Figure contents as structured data
#####

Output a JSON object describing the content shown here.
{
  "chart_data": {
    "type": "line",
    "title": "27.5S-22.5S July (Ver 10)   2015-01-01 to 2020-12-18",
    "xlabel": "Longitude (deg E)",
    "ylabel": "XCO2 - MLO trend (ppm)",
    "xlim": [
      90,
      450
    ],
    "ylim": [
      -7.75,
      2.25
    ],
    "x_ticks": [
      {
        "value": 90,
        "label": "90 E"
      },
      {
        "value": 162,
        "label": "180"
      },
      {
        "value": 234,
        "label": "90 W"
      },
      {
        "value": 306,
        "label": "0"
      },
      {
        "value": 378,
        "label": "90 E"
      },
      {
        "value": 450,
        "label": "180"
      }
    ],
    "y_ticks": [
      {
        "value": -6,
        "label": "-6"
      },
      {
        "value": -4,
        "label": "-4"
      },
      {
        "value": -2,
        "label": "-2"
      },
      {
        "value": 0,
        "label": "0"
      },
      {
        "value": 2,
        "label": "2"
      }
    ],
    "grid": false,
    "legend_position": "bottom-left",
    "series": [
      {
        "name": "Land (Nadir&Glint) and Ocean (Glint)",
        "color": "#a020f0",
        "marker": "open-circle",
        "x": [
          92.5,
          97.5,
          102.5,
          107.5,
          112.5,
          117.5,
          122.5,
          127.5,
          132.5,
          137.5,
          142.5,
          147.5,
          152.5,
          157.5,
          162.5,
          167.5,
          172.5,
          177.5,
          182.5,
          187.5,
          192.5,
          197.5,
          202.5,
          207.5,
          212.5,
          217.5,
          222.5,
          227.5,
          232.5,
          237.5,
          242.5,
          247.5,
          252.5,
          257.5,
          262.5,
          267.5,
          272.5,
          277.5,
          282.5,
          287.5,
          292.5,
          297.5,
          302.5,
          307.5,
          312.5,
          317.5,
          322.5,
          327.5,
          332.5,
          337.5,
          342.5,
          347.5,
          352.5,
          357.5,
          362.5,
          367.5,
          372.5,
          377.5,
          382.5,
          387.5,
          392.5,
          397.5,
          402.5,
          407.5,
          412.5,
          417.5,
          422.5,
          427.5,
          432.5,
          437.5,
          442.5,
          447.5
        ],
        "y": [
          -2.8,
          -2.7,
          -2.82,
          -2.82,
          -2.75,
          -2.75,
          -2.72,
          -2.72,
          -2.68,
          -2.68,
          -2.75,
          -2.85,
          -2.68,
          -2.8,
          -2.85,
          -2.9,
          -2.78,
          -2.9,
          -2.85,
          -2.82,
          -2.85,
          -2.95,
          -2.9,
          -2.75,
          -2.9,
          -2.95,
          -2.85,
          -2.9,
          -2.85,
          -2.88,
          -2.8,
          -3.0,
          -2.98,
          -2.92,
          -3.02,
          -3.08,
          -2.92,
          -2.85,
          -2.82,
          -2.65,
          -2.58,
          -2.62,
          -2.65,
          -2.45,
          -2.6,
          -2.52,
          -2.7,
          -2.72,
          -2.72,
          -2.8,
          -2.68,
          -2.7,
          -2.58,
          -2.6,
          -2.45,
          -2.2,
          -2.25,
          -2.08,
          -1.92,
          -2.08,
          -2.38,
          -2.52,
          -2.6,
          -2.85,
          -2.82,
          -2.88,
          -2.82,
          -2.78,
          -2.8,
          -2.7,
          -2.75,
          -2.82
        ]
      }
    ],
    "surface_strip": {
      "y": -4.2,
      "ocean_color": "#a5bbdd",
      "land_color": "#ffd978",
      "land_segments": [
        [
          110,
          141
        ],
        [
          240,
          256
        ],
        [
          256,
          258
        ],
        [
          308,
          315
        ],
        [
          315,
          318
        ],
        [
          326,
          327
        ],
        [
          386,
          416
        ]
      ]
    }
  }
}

#####

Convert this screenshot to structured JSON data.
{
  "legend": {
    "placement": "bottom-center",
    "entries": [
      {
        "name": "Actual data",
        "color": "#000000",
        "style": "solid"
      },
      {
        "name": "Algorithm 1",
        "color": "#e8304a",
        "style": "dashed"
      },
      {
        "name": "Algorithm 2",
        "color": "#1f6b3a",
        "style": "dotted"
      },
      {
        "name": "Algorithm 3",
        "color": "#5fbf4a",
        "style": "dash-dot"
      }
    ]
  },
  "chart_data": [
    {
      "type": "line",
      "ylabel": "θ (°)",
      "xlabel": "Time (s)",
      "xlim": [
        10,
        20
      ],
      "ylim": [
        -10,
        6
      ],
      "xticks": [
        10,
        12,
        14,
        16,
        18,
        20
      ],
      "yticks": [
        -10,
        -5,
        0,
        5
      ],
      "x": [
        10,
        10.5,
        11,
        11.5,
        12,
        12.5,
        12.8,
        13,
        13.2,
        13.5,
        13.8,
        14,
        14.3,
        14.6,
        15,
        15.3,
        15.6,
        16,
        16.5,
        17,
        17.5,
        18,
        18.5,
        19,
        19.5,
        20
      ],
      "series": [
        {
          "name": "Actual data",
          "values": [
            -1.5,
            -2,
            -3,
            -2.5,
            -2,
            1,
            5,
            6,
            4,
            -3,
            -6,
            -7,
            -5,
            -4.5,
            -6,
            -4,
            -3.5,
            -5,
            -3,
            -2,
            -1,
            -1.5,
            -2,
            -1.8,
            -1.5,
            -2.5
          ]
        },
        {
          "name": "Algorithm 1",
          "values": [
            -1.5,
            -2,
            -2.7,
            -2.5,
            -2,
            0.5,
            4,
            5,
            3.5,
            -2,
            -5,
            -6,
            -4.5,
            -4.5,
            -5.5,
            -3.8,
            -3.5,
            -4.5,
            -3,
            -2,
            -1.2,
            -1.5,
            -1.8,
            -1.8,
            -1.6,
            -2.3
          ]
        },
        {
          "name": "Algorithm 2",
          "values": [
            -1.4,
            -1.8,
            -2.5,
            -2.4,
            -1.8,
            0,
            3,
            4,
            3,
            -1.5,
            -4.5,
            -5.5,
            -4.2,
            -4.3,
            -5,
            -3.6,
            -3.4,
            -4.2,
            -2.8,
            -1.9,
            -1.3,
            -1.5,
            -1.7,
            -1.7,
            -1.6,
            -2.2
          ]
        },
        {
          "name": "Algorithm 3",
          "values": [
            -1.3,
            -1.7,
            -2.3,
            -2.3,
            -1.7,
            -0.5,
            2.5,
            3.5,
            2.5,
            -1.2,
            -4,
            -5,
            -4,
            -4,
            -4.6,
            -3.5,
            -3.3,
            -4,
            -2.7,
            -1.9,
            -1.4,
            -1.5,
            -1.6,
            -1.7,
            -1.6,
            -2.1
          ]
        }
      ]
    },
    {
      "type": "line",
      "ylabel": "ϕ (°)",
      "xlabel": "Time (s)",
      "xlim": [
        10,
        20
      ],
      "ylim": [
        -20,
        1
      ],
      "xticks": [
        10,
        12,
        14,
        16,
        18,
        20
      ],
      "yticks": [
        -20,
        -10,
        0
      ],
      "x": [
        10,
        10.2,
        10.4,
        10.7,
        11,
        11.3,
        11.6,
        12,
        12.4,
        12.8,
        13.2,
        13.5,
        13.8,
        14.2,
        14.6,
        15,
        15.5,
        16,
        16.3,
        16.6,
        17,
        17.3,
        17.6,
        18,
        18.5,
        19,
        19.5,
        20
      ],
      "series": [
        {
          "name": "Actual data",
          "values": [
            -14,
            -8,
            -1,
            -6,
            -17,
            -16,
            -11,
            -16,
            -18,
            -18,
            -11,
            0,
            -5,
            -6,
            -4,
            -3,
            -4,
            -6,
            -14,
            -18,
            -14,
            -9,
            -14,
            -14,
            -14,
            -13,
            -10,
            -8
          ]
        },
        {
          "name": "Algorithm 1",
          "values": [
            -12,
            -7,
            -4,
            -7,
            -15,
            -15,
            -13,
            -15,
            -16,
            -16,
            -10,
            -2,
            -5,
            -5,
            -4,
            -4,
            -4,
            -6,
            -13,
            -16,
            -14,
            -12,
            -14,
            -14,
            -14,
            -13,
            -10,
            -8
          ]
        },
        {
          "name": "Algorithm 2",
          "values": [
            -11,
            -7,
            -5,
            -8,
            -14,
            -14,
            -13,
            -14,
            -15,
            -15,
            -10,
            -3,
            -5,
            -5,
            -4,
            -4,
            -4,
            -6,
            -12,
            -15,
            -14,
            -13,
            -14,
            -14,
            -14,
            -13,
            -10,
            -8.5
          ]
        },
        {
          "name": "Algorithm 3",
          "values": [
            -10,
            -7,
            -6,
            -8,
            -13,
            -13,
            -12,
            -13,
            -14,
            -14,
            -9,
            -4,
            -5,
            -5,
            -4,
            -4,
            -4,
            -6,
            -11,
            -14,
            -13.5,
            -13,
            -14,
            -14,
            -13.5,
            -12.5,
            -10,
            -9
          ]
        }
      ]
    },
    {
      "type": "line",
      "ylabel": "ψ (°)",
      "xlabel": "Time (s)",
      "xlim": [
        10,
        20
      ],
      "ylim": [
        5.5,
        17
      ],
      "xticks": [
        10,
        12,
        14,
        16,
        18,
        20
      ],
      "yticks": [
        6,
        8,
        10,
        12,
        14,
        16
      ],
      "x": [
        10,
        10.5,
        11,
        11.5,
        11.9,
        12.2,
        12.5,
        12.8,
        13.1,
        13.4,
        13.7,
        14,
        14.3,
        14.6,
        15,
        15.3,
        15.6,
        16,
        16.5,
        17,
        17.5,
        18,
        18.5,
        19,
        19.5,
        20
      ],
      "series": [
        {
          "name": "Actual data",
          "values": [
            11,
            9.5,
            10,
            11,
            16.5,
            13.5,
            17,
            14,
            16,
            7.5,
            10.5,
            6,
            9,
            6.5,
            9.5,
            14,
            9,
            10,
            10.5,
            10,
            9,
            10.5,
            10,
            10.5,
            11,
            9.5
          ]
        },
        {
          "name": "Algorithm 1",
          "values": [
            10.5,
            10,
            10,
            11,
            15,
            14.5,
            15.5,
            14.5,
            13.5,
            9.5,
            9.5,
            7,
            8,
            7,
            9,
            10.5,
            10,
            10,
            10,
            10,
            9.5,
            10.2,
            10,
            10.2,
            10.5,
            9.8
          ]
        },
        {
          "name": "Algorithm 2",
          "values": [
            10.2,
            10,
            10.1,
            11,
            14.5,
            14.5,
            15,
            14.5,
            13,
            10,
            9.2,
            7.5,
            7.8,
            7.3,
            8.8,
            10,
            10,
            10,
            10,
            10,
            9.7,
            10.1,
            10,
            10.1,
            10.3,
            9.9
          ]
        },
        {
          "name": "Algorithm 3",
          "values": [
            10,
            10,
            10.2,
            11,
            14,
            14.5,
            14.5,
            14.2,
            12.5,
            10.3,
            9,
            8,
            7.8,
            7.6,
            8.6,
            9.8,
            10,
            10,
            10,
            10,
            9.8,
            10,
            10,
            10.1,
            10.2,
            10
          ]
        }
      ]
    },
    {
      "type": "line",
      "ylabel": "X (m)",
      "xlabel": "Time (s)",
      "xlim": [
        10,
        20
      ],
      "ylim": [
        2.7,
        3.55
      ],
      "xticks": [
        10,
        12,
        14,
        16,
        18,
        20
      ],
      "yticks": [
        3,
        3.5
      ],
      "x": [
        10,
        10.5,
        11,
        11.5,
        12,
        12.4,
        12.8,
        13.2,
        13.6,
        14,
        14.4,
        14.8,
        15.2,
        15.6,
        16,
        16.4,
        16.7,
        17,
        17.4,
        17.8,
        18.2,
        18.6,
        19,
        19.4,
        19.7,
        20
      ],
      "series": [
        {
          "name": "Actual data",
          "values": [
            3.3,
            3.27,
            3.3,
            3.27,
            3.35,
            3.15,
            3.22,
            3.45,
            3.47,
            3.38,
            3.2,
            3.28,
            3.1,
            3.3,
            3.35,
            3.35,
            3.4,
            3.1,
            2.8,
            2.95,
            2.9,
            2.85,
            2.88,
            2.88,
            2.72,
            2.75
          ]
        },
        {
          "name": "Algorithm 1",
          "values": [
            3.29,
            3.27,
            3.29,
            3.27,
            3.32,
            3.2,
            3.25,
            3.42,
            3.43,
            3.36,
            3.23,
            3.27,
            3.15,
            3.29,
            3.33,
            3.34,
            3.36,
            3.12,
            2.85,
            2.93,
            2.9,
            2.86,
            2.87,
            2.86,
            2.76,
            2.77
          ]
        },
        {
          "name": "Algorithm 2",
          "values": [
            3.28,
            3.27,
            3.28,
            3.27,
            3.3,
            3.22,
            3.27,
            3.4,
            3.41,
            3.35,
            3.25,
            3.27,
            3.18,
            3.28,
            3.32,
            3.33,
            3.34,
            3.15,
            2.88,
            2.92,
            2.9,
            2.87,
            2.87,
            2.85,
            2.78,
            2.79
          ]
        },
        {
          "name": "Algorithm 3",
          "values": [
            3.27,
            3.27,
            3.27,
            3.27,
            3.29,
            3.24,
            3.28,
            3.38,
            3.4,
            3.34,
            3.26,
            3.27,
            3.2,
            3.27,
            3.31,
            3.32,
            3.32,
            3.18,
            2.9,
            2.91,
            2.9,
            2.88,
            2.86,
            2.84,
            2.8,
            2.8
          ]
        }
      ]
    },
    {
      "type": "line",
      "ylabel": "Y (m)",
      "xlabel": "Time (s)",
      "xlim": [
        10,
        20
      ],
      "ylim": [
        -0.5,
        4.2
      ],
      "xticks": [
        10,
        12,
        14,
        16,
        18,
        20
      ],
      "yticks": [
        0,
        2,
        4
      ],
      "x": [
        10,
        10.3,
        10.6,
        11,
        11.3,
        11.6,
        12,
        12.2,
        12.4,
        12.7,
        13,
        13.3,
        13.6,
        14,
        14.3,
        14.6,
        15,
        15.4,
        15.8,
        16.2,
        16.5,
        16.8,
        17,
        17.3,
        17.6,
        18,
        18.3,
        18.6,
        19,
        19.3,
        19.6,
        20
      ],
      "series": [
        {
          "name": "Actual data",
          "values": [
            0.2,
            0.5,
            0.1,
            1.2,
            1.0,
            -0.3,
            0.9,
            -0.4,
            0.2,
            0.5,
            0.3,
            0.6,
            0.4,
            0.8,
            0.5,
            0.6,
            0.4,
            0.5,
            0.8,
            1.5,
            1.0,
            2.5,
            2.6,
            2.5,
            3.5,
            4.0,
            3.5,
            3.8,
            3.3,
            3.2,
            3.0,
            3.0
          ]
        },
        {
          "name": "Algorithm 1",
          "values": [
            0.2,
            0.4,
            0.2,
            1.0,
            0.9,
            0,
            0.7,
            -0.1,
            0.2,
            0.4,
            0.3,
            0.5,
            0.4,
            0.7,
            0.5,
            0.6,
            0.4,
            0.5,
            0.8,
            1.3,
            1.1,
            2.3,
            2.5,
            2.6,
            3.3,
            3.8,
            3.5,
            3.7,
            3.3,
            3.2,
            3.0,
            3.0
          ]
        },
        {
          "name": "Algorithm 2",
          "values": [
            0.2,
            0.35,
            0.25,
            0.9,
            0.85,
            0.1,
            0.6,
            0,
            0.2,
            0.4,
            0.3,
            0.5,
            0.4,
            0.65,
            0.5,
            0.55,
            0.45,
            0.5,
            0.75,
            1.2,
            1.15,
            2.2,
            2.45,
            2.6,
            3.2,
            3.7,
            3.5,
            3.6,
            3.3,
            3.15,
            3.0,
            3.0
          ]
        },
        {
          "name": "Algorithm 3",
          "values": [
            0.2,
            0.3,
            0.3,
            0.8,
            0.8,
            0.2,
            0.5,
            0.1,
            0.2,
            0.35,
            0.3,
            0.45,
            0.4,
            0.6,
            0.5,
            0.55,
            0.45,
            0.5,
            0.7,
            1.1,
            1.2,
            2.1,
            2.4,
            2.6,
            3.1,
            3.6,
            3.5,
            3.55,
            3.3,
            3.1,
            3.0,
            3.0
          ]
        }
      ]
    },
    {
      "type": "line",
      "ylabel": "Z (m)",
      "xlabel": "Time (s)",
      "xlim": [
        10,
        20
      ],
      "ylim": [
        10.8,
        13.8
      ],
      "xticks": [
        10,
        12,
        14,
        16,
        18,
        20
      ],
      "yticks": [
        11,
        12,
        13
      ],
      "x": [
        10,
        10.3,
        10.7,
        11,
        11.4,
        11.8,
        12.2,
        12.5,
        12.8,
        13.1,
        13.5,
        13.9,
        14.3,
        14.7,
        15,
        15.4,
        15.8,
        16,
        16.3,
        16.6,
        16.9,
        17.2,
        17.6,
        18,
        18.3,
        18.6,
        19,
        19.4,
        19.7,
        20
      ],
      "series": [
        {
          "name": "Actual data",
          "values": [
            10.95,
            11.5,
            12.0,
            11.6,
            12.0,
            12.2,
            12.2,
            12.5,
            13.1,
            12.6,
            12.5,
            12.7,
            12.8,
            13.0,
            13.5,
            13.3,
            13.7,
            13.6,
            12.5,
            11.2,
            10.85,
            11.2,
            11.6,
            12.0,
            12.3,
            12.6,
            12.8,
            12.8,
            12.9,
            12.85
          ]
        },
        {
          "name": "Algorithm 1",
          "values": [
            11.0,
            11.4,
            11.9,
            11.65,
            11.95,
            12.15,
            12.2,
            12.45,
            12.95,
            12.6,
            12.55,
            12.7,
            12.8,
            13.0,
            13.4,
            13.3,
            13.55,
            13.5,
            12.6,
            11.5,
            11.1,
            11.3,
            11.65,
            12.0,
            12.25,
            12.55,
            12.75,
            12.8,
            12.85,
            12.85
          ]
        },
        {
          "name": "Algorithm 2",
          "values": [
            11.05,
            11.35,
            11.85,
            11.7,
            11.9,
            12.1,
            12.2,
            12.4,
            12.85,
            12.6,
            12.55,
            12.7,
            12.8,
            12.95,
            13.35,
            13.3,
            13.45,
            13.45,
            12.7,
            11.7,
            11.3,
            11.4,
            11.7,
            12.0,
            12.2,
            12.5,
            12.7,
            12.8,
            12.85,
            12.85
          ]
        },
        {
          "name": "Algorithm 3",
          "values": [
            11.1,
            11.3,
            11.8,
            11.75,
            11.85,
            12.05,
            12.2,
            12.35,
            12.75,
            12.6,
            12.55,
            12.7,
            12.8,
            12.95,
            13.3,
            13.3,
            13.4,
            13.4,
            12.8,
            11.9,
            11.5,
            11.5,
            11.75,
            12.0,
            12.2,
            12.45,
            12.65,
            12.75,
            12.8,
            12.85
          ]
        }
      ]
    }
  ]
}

#####

Written exercise: Go through the entries above and pull out each line with "ylabel" in it.

Answer to this problem:
    "ylabel": "XCO2 - MLO trend (ppm)",
      "ylabel": "θ (°)",
      "ylabel": "ϕ (°)",
      "ylabel": "ψ (°)",
      "ylabel": "X (m)",
      "ylabel": "Y (m)",
      "ylabel": "Z (m)",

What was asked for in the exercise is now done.